[begin Dataset rows]

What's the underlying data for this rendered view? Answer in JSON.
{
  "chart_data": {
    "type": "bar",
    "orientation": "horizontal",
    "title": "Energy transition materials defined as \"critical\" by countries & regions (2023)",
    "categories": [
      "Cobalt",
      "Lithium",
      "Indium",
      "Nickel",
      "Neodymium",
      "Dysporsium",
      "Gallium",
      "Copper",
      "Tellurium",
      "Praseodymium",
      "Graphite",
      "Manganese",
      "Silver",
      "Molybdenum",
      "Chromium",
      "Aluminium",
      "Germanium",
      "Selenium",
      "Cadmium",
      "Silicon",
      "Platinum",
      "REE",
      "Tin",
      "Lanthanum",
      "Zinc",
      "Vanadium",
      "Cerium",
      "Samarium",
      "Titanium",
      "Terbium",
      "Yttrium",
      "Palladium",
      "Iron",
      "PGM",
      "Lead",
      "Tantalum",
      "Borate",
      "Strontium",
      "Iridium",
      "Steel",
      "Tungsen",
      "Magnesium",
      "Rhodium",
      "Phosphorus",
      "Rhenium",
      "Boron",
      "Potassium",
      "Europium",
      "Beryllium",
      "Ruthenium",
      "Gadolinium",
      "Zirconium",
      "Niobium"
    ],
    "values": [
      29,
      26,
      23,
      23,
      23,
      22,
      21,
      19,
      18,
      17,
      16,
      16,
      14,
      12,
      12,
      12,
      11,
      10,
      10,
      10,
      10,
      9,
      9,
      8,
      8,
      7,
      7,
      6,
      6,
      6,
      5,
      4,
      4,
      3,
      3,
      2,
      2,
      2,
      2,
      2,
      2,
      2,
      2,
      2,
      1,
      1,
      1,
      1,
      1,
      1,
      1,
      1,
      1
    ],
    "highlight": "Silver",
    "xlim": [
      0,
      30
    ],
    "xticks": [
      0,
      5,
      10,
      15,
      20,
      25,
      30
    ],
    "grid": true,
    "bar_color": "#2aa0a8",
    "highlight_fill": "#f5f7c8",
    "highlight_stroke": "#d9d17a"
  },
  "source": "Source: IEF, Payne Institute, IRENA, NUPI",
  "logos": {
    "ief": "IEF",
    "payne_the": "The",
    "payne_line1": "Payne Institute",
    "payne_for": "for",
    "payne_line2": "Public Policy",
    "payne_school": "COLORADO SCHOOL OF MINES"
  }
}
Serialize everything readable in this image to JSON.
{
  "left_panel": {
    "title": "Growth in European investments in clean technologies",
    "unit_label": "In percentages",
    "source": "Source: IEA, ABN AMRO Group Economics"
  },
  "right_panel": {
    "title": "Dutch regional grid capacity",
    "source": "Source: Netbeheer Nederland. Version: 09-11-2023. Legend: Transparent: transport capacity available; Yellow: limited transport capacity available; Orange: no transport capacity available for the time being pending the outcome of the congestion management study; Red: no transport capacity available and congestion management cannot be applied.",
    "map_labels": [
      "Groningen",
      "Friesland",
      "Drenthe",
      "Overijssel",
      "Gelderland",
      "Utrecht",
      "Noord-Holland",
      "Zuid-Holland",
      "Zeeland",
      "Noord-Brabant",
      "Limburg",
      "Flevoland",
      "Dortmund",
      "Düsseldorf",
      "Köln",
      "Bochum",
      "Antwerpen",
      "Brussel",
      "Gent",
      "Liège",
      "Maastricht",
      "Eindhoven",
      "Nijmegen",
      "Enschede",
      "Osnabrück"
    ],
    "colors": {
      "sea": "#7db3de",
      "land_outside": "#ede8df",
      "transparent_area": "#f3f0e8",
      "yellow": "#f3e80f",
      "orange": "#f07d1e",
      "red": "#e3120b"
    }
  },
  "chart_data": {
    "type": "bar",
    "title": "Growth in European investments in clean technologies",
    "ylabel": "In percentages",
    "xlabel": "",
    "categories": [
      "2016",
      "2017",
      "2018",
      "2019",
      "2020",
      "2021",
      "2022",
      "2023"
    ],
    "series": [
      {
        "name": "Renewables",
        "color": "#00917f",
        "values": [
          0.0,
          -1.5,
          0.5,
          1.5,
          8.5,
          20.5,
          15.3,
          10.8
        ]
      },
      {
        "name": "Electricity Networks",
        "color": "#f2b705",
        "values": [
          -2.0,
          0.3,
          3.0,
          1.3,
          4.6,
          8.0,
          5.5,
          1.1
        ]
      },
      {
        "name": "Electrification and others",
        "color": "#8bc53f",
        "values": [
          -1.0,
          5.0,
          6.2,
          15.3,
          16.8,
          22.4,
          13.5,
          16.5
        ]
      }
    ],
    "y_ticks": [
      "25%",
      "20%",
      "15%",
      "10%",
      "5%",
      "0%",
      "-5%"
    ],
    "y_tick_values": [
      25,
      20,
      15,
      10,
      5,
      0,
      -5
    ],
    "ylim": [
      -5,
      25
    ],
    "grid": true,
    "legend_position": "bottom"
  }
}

[end Dataset rows]

_What is expected:_
Each entry is to be returned in full, character for character.

_Finished answer:_
What's the underlying data for this rendered view? Answer in JSON.
{
  "chart_data": {
    "type": "bar",
    "orientation": "horizontal",
    "title": "Energy transition materials defined as \"critical\" by countries & regions (2023)",
    "categories": [
      "Cobalt",
      "Lithium",
      "Indium",
      "Nickel",
      "Neodymium",
      "Dysporsium",
      "Gallium",
      "Copper",
      "Tellurium",
      "Praseodymium",
      "Graphite",
      "Manganese",
      "Silver",
      "Molybdenum",
      "Chromium",
      "Aluminium",
      "Germanium",
      "Selenium",
      "Cadmium",
      "Silicon",
      "Platinum",
      "REE",
      "Tin",
      "Lanthanum",
      "Zinc",
      "Vanadium",
      "Cerium",
      "Samarium",
      "Titanium",
      "Terbium",
      "Yttrium",
      "Palladium",
      "Iron",
      "PGM",
      "Lead",
      "Tantalum",
      "Borate",
      "Strontium",
      "Iridium",
      "Steel",
      "Tungsen",
      "Magnesium",
      "Rhodium",
      "Phosphorus",
      "Rhenium",
      "Boron",
      "Potassium",
      "Europium",
      "Beryllium",
      "Ruthenium",
      "Gadolinium",
      "Zirconium",
      "Niobium"
    ],
    "values": [
      29,
      26,
      23,
      23,
      23,
      22,
      21,
      19,
      18,
      17,
      16,
      16,
      14,
      12,
      12,
      12,
      11,
      10,
      10,
      10,
      10,
      9,
      9,
      8,
      8,
      7,
      7,
      6,
      6,
      6,
      5,
      4,
      4,
      3,
      3,
      2,
      2,
      2,
      2,
      2,
      2,
      2,
      2,
      2,
      1,
      1,
      1,
      1,
      1,
      1,
      1,
      1,
      1
    ],
    "highlight": "Silver",
    "xlim": [
      0,
      30
    ],
    "xticks": [
      0,
      5,
      10,
      15,
      20,
      25,
      30
    ],
    "grid": true,
    "bar_color": "#2aa0a8",
    "highlight_fill": "#f5f7c8",
    "highlight_stroke": "#d9d17a"
  },
  "source": "Source: IEF, Payne Institute, IRENA, NUPI",
  "logos": {
    "ief": "IEF",
    "payne_the": "The",
    "payne_line1": "Payne Institute",
    "payne_for": "for",
    "payne_line2": "Public Policy",
    "payne_school": "COLORADO SCHOOL OF MINES"
  }
}
Serialize everything readable in this image to JSON.
{
  "left_panel": {
    "title": "Growth in European investments in clean technologies",
    "unit_label": "In percentages",
    "source": "Source: IEA, ABN AMRO Group Economics"
  },
  "right_panel": {
    "title": "Dutch regional grid capacity",
    "source": "Source: Netbeheer Nederland. Version: 09-11-2023. Legend: Transparent: transport capacity available; Yellow: limited transport capacity available; Orange: no transport capacity available for the time being pending the outcome of the congestion management study; Red: no transport capacity available and congestion management cannot be applied.",
    "map_labels": [
      "Groningen",
      "Friesland",
      "Drenthe",
      "Overijssel",
      "Gelderland",
      "Utrecht",
      "Noord-Holland",
      "Zuid-Holland",
      "Zeeland",
      "Noord-Brabant",
      "Limburg",
      "Flevoland",
      "Dortmund",
      "Düsseldorf",
      "Köln",
      "Bochum",
      "Antwerpen",
      "Brussel",
      "Gent",
      "Liège",
      "Maastricht",
      "Eindhoven",
      "Nijmegen",
      "Enschede",
      "Osnabrück"
    ],
    "colors": {
      "sea": "#7db3de",
      "land_outside": "#ede8df",
      "transparent_area": "#f3f0e8",
      "yellow": "#f3e80f",
      "orange": "#f07d1e",
      "red": "#e3120b"
    }
  },
  "chart_data": {
    "type": "bar",
    "title": "Growth in European investments in clean technologies",
    "ylabel": "In percentages",
    "xlabel": "",
    "categories": [
      "2016",
      "2017",
      "2018",
      "2019",
      "2020",
      "2021",
      "2022",
      "2023"
    ],
    "series": [
      {
        "name": "Renewables",
        "color": "#00917f",
        "values": [
          0.0,
          -1.5,
          0.5,
          1.5,
          8.5,
          20.5,
          15.3,
          10.8
        ]
      },
      {
        "name": "Electricity Networks",
        "color": "#f2b705",
        "values": [
          -2.0,
          0.3,
          3.0,
          1.3,
          4.6,
          8.0,
          5.5,
          1.1
        ]
      },
      {
        "name": "Electrification and others",
        "color": "#8bc53f",
        "values": [
          -1.0,
          5.0,
          6.2,
          15.3,
          16.8,
          22.4,
          13.5,
          16.5
        ]
      }
    ],
    "y_ticks": [
      "25%",
      "20%",
      "15%",
      "10%",
      "5%",
      "0%",
      "-5%"
    ],
    "y_tick_values": [
      25,
      20,
      15,
      10,
      5,
      0,
      -5
    ],
    "ylim": [
      -5,
      25
    ],
    "grid": true,
    "legend_position": "bottom"
  }
}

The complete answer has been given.